**Available records**.

----

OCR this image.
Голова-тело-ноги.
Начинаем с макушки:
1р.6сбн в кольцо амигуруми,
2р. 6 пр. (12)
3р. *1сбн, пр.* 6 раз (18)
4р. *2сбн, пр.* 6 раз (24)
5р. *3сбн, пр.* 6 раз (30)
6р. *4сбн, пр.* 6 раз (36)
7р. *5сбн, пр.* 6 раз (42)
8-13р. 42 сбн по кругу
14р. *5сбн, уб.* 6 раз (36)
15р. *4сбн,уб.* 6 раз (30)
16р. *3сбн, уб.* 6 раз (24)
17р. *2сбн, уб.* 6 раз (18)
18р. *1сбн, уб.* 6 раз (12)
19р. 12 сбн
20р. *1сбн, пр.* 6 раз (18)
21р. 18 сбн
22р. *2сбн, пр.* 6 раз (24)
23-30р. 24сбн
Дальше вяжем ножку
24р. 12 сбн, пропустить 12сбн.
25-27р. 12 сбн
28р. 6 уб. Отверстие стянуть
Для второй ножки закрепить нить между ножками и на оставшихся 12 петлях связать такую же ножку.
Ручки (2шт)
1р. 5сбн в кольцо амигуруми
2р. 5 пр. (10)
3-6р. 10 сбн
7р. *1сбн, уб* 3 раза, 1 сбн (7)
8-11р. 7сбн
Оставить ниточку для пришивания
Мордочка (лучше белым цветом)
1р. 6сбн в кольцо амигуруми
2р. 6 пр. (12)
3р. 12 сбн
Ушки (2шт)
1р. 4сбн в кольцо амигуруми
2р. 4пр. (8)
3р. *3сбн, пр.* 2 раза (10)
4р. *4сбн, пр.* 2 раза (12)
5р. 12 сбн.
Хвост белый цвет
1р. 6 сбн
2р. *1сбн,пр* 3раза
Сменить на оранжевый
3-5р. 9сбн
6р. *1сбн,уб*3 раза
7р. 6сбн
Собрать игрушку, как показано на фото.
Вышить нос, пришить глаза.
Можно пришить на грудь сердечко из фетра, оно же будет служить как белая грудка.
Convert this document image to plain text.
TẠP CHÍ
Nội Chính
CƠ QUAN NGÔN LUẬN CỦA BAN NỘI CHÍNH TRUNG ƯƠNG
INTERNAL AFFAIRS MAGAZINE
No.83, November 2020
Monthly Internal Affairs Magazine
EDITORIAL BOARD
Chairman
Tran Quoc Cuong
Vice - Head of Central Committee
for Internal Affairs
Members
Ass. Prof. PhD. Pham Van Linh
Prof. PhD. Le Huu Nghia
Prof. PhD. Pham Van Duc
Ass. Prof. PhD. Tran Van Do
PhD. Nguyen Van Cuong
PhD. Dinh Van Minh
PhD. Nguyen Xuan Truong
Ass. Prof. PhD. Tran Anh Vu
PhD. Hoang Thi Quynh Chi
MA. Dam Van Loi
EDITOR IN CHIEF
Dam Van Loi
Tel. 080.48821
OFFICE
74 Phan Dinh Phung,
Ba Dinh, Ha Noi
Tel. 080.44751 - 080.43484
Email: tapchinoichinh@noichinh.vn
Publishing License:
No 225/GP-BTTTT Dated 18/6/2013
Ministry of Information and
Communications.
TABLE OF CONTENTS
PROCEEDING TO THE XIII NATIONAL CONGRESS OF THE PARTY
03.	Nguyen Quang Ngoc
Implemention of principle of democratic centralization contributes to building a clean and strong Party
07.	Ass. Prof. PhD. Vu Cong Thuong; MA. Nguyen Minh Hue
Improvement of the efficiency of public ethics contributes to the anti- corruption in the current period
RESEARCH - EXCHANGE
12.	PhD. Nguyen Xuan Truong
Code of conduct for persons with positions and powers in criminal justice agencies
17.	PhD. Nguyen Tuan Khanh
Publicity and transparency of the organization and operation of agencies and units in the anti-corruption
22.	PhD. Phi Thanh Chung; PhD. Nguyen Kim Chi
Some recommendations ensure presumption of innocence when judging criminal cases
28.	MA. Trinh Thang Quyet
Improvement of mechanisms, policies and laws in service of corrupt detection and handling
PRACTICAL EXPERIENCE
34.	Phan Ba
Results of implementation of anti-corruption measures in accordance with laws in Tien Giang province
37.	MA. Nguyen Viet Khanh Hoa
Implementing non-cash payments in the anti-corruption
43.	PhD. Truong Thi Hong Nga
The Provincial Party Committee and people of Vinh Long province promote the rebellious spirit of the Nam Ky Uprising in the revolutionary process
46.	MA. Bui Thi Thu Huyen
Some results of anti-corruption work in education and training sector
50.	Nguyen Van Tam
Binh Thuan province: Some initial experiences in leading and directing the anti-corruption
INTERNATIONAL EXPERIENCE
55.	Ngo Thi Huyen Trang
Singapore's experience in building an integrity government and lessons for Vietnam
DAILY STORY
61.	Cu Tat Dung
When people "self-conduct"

----

**Requirement**. Quote the data in full, keeping each word unchanged.

**Exercise solution**.
OCR this image.
Голова-тело-ноги.
Начинаем с макушки:
1р.6сбн в кольцо амигуруми,
2р. 6 пр. (12)
3р. *1сбн, пр.* 6 раз (18)
4р. *2сбн, пр.* 6 раз (24)
5р. *3сбн, пр.* 6 раз (30)
6р. *4сбн, пр.* 6 раз (36)
7р. *5сбн, пр.* 6 раз (42)
8-13р. 42 сбн по кругу
14р. *5сбн, уб.* 6 раз (36)
15р. *4сбн,уб.* 6 раз (30)
16р. *3сбн, уб.* 6 раз (24)
17р. *2сбн, уб.* 6 раз (18)
18р. *1сбн, уб.* 6 раз (12)
19р. 12 сбн
20р. *1сбн, пр.* 6 раз (18)
21р. 18 сбн
22р. *2сбн, пр.* 6 раз (24)
23-30р. 24сбн
Дальше вяжем ножку
24р. 12 сбн, пропустить 12сбн.
25-27р. 12 сбн
28р. 6 уб. Отверстие стянуть
Для второй ножки закрепить нить между ножками и на оставшихся 12 петлях связать такую же ножку.
Ручки (2шт)
1р. 5сбн в кольцо амигуруми
2р. 5 пр. (10)
3-6р. 10 сбн
7р. *1сбн, уб* 3 раза, 1 сбн (7)
8-11р. 7сбн
Оставить ниточку для пришивания
Мордочка (лучше белым цветом)
1р. 6сбн в кольцо амигуруми
2р. 6 пр. (12)
3р. 12 сбн
Ушки (2шт)
1р. 4сбн в кольцо амигуруми
2р. 4пр. (8)
3р. *3сбн, пр.* 2 раза (10)
4р. *4сбн, пр.* 2 раза (12)
5р. 12 сбн.
Хвост белый цвет
1р. 6 сбн
2р. *1сбн,пр* 3раза
Сменить на оранжевый
3-5р. 9сбн
6р. *1сбн,уб*3 раза
7р. 6сбн
Собрать игрушку, как показано на фото.
Вышить нос, пришить глаза.
Можно пришить на грудь сердечко из фетра, оно же будет служить как белая грудка.
Convert this document image to plain text.
TẠP CHÍ
Nội Chính
CƠ QUAN NGÔN LUẬN CỦA BAN NỘI CHÍNH TRUNG ƯƠNG
INTERNAL AFFAIRS MAGAZINE
No.83, November 2020
Monthly Internal Affairs Magazine
EDITORIAL BOARD
Chairman
Tran Quoc Cuong
Vice - Head of Central Committee
for Internal Affairs
Members
Ass. Prof. PhD. Pham Van Linh
Prof. PhD. Le Huu Nghia
Prof. PhD. Pham Van Duc
Ass. Prof. PhD. Tran Van Do
PhD. Nguyen Van Cuong
PhD. Dinh Van Minh
PhD. Nguyen Xuan Truong
Ass. Prof. PhD. Tran Anh Vu
PhD. Hoang Thi Quynh Chi
MA. Dam Van Loi
EDITOR IN CHIEF
Dam Van Loi
Tel. 080.48821
OFFICE
74 Phan Dinh Phung,
Ba Dinh, Ha Noi
Tel. 080.44751 - 080.43484
Email: tapchinoichinh@noichinh.vn
Publishing License:
No 225/GP-BTTTT Dated 18/6/2013
Ministry of Information and
Communications.
TABLE OF CONTENTS
PROCEEDING TO THE XIII NATIONAL CONGRESS OF THE PARTY
03.	Nguyen Quang Ngoc
Implemention of principle of democratic centralization contributes to building a clean and strong Party
07.	Ass. Prof. PhD. Vu Cong Thuong; MA. Nguyen Minh Hue
Improvement of the efficiency of public ethics contributes to the anti- corruption in the current period
RESEARCH - EXCHANGE
12.	PhD. Nguyen Xuan Truong
Code of conduct for persons with positions and powers in criminal justice agencies
17.	PhD. Nguyen Tuan Khanh
Publicity and transparency of the organization and operation of agencies and units in the anti-corruption
22.	PhD. Phi Thanh Chung; PhD. Nguyen Kim Chi
Some recommendations ensure presumption of innocence when judging criminal cases
28.	MA. Trinh Thang Quyet
Improvement of mechanisms, policies and laws in service of corrupt detection and handling
PRACTICAL EXPERIENCE
34.	Phan Ba
Results of implementation of anti-corruption measures in accordance with laws in Tien Giang province
37.	MA. Nguyen Viet Khanh Hoa
Implementing non-cash payments in the anti-corruption
43.	PhD. Truong Thi Hong Nga
The Provincial Party Committee and people of Vinh Long province promote the rebellious spirit of the Nam Ky Uprising in the revolutionary process
46.	MA. Bui Thi Thu Huyen
Some results of anti-corruption work in education and training sector
50.	Nguyen Van Tam
Binh Thuan province: Some initial experiences in leading and directing the anti-corruption
INTERNATIONAL EXPERIENCE
55.	Ngo Thi Huyen Trang
Singapore's experience in building an integrity government and lessons for Vietnam
DAILY STORY
61.	Cu Tat Dung
When people "self-conduct"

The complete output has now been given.